DO THIS => Repeat all entries exactly.

───── EXTRACTED MATERIAL

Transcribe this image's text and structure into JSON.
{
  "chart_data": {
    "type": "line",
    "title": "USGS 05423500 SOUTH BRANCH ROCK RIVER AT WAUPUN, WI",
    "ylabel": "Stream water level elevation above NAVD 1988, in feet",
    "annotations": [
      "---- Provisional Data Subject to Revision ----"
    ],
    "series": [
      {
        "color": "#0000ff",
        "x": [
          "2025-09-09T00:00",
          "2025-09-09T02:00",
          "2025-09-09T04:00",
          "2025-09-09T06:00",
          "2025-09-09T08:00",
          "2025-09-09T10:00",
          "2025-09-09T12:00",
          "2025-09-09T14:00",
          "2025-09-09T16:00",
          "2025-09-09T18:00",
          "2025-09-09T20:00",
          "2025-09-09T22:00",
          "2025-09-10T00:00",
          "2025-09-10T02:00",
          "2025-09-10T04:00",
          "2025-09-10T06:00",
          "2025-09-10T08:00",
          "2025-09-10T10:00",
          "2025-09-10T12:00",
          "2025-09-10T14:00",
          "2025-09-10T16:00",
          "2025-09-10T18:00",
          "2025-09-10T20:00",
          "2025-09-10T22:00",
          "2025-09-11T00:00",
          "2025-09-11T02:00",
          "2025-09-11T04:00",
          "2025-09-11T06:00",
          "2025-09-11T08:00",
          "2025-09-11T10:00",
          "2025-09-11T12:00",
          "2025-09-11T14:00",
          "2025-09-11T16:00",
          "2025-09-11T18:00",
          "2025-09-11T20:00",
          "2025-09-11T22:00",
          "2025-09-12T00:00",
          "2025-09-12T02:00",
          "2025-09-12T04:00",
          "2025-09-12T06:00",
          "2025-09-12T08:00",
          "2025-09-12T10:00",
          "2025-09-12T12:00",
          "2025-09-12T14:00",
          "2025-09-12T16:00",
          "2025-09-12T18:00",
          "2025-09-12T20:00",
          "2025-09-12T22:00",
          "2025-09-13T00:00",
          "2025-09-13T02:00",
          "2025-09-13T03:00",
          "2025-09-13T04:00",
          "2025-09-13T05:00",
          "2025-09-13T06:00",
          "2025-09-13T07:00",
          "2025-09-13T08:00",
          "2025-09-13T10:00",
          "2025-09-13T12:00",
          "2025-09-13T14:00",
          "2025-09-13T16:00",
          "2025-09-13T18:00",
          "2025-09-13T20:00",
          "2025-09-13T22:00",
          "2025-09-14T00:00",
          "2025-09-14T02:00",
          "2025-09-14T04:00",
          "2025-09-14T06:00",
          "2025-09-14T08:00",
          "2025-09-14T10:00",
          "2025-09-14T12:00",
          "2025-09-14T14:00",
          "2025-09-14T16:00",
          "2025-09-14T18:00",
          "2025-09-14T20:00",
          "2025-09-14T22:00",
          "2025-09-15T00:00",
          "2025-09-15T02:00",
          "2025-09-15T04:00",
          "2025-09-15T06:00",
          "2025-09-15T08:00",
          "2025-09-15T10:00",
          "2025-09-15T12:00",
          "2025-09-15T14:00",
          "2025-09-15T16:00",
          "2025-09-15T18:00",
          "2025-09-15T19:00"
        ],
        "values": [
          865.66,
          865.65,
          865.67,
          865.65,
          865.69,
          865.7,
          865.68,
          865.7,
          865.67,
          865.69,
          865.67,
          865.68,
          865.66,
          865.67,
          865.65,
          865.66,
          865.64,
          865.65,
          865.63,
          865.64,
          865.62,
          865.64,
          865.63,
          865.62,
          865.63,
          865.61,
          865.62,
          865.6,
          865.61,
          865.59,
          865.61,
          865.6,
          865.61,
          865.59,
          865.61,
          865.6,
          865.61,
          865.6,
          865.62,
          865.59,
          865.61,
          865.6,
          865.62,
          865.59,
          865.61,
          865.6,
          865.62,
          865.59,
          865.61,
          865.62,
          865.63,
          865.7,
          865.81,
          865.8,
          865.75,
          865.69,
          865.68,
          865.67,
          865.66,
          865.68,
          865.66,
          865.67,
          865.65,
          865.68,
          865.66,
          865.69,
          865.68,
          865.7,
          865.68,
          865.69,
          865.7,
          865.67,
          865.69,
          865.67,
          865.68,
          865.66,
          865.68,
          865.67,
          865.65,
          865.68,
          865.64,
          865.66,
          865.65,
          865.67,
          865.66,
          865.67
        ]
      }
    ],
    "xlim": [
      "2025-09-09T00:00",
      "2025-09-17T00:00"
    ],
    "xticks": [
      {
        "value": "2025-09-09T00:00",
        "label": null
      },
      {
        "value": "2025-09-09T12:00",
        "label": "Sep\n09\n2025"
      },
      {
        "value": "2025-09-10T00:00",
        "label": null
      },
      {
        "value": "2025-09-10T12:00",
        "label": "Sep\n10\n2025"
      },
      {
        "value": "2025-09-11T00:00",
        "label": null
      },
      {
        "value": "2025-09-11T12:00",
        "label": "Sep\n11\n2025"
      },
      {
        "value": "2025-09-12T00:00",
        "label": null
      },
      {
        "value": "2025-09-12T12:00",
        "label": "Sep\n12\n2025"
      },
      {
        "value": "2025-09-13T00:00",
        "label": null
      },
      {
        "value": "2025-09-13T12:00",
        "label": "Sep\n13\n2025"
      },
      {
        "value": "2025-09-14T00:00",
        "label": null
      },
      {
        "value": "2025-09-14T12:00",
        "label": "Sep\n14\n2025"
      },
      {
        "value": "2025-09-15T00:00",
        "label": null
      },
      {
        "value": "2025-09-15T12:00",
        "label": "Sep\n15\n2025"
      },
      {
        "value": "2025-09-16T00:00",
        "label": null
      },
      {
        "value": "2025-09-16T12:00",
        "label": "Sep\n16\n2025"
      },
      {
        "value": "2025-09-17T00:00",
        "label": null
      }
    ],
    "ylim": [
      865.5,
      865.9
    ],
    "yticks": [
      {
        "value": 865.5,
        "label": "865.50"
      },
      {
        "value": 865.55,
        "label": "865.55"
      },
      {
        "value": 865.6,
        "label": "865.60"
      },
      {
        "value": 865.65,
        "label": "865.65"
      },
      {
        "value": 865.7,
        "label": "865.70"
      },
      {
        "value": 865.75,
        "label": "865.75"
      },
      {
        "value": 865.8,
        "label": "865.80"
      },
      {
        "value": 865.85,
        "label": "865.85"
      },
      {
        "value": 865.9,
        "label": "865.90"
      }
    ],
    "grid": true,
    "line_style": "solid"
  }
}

──────────

RESULT OF THIS TASK =>
Transcribe this image's text and structure into JSON.
{
  "chart_data": {
    "type": "line",
    "title": "USGS 05423500 SOUTH BRANCH ROCK RIVER AT WAUPUN, WI",
    "ylabel": "Stream water level elevation above NAVD 1988, in feet",
    "annotations": [
      "---- Provisional Data Subject to Revision ----"
    ],
    "series": [
      {
        "color": "#0000ff",
        "x": [
          "2025-09-09T00:00",
          "2025-09-09T02:00",
          "2025-09-09T04:00",
          "2025-09-09T06:00",
          "2025-09-09T08:00",
          "2025-09-09T10:00",
          "2025-09-09T12:00",
          "2025-09-09T14:00",
          "2025-09-09T16:00",
          "2025-09-09T18:00",
          "2025-09-09T20:00",
          "2025-09-09T22:00",
          "2025-09-10T00:00",
          "2025-09-10T02:00",
          "2025-09-10T04:00",
          "2025-09-10T06:00",
          "2025-09-10T08:00",
          "2025-09-10T10:00",
          "2025-09-10T12:00",
          "2025-09-10T14:00",
          "2025-09-10T16:00",
          "2025-09-10T18:00",
          "2025-09-10T20:00",
          "2025-09-10T22:00",
          "2025-09-11T00:00",
          "2025-09-11T02:00",
          "2025-09-11T04:00",
          "2025-09-11T06:00",
          "2025-09-11T08:00",
          "2025-09-11T10:00",
          "2025-09-11T12:00",
          "2025-09-11T14:00",
          "2025-09-11T16:00",
          "2025-09-11T18:00",
          "2025-09-11T20:00",
          "2025-09-11T22:00",
          "2025-09-12T00:00",
          "2025-09-12T02:00",
          "2025-09-12T04:00",
          "2025-09-12T06:00",
          "2025-09-12T08:00",
          "2025-09-12T10:00",
          "2025-09-12T12:00",
          "2025-09-12T14:00",
          "2025-09-12T16:00",
          "2025-09-12T18:00",
          "2025-09-12T20:00",
          "2025-09-12T22:00",
          "2025-09-13T00:00",
          "2025-09-13T02:00",
          "2025-09-13T03:00",
          "2025-09-13T04:00",
          "2025-09-13T05:00",
          "2025-09-13T06:00",
          "2025-09-13T07:00",
          "2025-09-13T08:00",
          "2025-09-13T10:00",
          "2025-09-13T12:00",
          "2025-09-13T14:00",
          "2025-09-13T16:00",
          "2025-09-13T18:00",
          "2025-09-13T20:00",
          "2025-09-13T22:00",
          "2025-09-14T00:00",
          "2025-09-14T02:00",
          "2025-09-14T04:00",
          "2025-09-14T06:00",
          "2025-09-14T08:00",
          "2025-09-14T10:00",
          "2025-09-14T12:00",
          "2025-09-14T14:00",
          "2025-09-14T16:00",
          "2025-09-14T18:00",
          "2025-09-14T20:00",
          "2025-09-14T22:00",
          "2025-09-15T00:00",
          "2025-09-15T02:00",
          "2025-09-15T04:00",
          "2025-09-15T06:00",
          "2025-09-15T08:00",
          "2025-09-15T10:00",
          "2025-09-15T12:00",
          "2025-09-15T14:00",
          "2025-09-15T16:00",
          "2025-09-15T18:00",
          "2025-09-15T19:00"
        ],
        "values": [
          865.66,
          865.65,
          865.67,
          865.65,
          865.69,
          865.7,
          865.68,
          865.7,
          865.67,
          865.69,
          865.67,
          865.68,
          865.66,
          865.67,
          865.65,
          865.66,
          865.64,
          865.65,
          865.63,
          865.64,
          865.62,
          865.64,
          865.63,
          865.62,
          865.63,
          865.61,
          865.62,
          865.6,
          865.61,
          865.59,
          865.61,
          865.6,
          865.61,
          865.59,
          865.61,
          865.6,
          865.61,
          865.6,
          865.62,
          865.59,
          865.61,
          865.6,
          865.62,
          865.59,
          865.61,
          865.6,
          865.62,
          865.59,
          865.61,
          865.62,
          865.63,
          865.7,
          865.81,
          865.8,
          865.75,
          865.69,
          865.68,
          865.67,
          865.66,
          865.68,
          865.66,
          865.67,
          865.65,
          865.68,
          865.66,
          865.69,
          865.68,
          865.7,
          865.68,
          865.69,
          865.7,
          865.67,
          865.69,
          865.67,
          865.68,
          865.66,
          865.68,
          865.67,
          865.65,
          865.68,
          865.64,
          865.66,
          865.65,
          865.67,
          865.66,
          865.67
        ]
      }
    ],
    "xlim": [
      "2025-09-09T00:00",
      "2025-09-17T00:00"
    ],
    "xticks": [
      {
        "value": "2025-09-09T00:00",
        "label": null
      },
      {
        "value": "2025-09-09T12:00",
        "label": "Sep\n09\n2025"
      },
      {
        "value": "2025-09-10T00:00",
        "label": null
      },
      {
        "value": "2025-09-10T12:00",
        "label": "Sep\n10\n2025"
      },
      {
        "value": "2025-09-11T00:00",
        "label": null
      },
      {
        "value": "2025-09-11T12:00",
        "label": "Sep\n11\n2025"
      },
      {
        "value": "2025-09-12T00:00",
        "label": null
      },
      {
        "value": "2025-09-12T12:00",
        "label": "Sep\n12\n2025"
      },
      {
        "value": "2025-09-13T00:00",
        "label": null
      },
      {
        "value": "2025-09-13T12:00",
        "label": "Sep\n13\n2025"
      },
      {
        "value": "2025-09-14T00:00",
        "label": null
      },
      {
        "value": "2025-09-14T12:00",
        "label": "Sep\n14\n2025"
      },
      {
        "value": "2025-09-15T00:00",
        "label": null
      },
      {
        "value": "2025-09-15T12:00",
        "label": "Sep\n15\n2025"
      },
      {
        "value": "2025-09-16T00:00",
        "label": null
      },
      {
        "value": "2025-09-16T12:00",
        "label": "Sep\n16\n2025"
      },
      {
        "value": "2025-09-17T00:00",
        "label": null
      }
    ],
    "ylim": [
      865.5,
      865.9
    ],
    "yticks": [
      {
        "value": 865.5,
        "label": "865.50"
      },
      {
        "value": 865.55,
        "label": "865.55"
      },
      {
        "value": 865.6,
        "label": "865.60"
      },
      {
        "value": 865.65,
        "label": "865.65"
      },
      {
        "value": 865.7,
        "label": "865.70"
      },
      {
        "value": 865.75,
        "label": "865.75"
      },
      {
        "value": 865.8,
        "label": "865.80"
      },
      {
        "value": 865.85,
        "label": "865.85"
      },
      {
        "value": 865.9,
        "label": "865.90"
      }
    ],
    "grid": true,
    "line_style": "solid"
  }
}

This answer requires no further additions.